Exercise requirements: Go through each line of the records below and count those with the word "pure". Give only the count.

(Excerpts from a transcription dataset)
╔══

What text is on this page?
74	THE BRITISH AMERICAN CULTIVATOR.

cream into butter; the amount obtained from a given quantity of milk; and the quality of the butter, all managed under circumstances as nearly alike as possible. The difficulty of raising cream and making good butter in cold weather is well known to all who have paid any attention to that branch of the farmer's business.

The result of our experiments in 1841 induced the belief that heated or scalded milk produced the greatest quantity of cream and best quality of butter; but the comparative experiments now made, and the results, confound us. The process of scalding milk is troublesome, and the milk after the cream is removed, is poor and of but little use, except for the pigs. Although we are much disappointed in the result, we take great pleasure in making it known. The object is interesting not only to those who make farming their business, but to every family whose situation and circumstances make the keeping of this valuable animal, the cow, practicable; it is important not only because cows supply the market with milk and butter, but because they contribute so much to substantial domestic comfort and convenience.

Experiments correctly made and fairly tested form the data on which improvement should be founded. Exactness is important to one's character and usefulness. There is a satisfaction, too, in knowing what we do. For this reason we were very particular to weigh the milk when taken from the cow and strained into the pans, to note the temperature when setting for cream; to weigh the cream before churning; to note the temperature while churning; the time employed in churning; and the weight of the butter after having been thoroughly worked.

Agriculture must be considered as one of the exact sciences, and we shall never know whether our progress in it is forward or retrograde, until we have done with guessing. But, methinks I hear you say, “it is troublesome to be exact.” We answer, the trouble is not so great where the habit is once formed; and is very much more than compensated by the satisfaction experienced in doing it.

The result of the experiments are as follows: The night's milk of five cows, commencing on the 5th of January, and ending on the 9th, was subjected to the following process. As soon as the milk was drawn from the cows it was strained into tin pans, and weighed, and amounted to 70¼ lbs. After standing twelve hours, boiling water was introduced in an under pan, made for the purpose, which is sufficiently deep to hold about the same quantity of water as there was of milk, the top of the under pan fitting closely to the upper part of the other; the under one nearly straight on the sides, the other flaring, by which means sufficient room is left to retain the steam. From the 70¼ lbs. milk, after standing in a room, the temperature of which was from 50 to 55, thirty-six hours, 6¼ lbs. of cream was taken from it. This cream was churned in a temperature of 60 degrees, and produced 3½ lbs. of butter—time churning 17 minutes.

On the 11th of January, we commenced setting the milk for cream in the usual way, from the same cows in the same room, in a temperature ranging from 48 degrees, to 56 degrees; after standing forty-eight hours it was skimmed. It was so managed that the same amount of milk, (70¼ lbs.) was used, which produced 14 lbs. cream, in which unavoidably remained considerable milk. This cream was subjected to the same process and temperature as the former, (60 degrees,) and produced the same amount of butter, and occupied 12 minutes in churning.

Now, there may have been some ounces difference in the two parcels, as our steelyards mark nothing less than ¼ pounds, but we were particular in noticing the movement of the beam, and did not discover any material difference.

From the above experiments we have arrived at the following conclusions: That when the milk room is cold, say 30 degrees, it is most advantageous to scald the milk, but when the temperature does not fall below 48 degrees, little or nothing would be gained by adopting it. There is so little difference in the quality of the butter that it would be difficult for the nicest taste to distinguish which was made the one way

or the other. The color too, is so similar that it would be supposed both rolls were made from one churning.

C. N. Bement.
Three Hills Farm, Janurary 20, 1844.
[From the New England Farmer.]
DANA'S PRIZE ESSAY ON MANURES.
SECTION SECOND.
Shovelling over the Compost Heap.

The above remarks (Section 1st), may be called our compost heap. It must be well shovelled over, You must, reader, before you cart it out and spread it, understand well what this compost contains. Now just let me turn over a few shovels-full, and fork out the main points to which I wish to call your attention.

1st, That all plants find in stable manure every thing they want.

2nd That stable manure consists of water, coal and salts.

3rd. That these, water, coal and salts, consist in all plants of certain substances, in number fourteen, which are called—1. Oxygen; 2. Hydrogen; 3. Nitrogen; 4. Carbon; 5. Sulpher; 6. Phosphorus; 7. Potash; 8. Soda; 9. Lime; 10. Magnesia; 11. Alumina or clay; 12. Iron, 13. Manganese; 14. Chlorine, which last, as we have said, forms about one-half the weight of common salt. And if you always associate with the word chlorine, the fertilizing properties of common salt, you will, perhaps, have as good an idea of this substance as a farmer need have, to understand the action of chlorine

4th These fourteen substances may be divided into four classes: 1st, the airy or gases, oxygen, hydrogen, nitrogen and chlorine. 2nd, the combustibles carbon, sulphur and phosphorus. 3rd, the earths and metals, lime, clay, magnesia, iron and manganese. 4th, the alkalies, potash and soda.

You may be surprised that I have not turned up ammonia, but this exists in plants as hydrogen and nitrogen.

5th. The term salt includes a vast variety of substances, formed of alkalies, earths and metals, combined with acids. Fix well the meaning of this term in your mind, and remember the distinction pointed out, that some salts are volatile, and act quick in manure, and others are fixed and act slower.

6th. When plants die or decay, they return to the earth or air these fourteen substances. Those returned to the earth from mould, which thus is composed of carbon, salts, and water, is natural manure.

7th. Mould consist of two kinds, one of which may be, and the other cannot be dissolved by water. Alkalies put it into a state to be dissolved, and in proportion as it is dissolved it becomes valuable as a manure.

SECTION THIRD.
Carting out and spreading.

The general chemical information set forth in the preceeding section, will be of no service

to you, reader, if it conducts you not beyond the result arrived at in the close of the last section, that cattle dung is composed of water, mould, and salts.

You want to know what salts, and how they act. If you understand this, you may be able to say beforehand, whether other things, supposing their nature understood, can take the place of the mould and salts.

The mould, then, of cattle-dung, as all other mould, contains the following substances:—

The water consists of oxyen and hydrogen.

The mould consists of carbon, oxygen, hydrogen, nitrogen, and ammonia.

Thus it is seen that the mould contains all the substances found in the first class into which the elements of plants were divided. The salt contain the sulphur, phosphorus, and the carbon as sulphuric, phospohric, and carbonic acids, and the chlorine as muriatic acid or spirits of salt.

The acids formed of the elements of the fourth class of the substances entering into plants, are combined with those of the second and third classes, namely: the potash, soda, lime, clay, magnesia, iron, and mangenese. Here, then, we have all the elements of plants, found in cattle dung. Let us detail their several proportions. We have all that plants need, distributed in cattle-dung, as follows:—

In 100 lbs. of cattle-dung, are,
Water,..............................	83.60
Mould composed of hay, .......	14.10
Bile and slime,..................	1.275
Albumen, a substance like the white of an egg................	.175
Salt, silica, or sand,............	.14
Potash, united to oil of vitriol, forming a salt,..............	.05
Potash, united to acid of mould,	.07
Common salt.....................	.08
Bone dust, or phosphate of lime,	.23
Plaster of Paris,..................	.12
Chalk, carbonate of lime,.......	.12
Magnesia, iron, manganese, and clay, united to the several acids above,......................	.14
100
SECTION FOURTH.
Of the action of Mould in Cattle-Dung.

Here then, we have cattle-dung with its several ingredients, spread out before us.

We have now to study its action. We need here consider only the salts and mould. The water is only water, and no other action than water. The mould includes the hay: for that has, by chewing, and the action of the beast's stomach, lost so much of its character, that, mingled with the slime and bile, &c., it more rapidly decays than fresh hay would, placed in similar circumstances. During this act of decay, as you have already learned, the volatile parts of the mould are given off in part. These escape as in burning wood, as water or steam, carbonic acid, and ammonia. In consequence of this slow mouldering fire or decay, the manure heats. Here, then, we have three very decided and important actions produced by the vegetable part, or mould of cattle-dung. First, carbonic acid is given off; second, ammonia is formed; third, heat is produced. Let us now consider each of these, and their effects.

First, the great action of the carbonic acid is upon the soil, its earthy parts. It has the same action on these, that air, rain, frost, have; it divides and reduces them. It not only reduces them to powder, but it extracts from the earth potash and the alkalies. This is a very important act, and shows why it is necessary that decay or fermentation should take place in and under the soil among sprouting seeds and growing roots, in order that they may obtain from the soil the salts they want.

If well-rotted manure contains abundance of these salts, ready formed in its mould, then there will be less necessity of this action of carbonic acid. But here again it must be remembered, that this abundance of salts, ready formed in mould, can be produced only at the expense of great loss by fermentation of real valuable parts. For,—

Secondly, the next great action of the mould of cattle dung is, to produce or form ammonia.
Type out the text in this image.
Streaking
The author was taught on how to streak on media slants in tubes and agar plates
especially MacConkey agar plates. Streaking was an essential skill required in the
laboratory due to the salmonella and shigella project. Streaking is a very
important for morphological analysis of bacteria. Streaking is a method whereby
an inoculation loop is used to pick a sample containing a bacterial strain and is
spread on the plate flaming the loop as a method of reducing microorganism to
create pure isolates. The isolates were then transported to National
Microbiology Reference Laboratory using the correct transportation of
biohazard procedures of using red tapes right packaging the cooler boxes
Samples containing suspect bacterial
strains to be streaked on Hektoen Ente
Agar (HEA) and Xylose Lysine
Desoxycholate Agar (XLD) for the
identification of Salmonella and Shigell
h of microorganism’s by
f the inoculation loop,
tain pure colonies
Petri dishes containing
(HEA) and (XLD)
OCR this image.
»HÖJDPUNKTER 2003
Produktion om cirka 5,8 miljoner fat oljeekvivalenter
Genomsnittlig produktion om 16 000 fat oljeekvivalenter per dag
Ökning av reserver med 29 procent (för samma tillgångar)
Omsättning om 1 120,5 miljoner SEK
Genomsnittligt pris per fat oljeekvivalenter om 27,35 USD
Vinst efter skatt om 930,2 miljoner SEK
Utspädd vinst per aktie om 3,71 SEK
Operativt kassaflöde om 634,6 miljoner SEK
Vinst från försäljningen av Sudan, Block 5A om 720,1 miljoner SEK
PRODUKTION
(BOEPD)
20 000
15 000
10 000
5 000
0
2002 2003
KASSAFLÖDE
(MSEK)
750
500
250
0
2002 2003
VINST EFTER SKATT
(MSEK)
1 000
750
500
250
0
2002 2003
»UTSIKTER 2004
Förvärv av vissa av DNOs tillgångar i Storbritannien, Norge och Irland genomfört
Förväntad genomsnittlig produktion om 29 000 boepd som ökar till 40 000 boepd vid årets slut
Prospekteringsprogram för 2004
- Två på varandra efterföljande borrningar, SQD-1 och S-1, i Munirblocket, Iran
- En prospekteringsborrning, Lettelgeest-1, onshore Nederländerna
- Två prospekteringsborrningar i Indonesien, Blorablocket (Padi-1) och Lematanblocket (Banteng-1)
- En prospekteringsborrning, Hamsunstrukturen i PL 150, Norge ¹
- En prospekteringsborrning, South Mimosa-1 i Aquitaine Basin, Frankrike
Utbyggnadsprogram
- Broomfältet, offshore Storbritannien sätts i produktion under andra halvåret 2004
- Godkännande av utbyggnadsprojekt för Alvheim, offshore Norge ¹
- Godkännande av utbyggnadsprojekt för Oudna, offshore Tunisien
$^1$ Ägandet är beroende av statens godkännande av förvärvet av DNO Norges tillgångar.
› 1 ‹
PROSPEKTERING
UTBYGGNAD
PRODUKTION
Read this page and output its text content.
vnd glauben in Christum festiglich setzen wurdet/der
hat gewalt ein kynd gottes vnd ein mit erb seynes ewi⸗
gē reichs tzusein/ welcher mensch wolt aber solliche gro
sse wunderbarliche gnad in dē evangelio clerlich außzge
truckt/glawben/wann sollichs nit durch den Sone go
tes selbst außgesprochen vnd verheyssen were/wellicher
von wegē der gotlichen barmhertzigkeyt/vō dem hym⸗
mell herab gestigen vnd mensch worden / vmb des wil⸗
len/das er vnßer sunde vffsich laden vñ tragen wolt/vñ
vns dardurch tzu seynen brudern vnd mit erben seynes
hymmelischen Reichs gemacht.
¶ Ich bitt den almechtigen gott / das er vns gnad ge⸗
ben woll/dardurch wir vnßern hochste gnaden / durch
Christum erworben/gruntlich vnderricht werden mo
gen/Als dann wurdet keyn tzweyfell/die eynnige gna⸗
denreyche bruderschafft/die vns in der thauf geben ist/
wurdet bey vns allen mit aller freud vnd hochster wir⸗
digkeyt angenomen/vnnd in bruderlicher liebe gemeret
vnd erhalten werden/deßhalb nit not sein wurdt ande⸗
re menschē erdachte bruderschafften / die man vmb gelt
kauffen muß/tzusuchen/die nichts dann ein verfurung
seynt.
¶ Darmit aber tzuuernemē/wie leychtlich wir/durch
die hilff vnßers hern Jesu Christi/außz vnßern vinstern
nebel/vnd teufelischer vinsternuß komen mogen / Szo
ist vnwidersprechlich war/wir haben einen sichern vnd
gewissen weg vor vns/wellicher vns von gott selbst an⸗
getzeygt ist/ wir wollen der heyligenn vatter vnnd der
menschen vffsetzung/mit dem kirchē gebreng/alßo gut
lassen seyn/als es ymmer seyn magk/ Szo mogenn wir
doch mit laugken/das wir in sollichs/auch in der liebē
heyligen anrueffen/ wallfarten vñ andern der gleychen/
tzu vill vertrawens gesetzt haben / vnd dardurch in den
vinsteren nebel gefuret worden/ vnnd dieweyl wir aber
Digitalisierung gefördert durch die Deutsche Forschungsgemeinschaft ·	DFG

╚══

Exercise answer: 2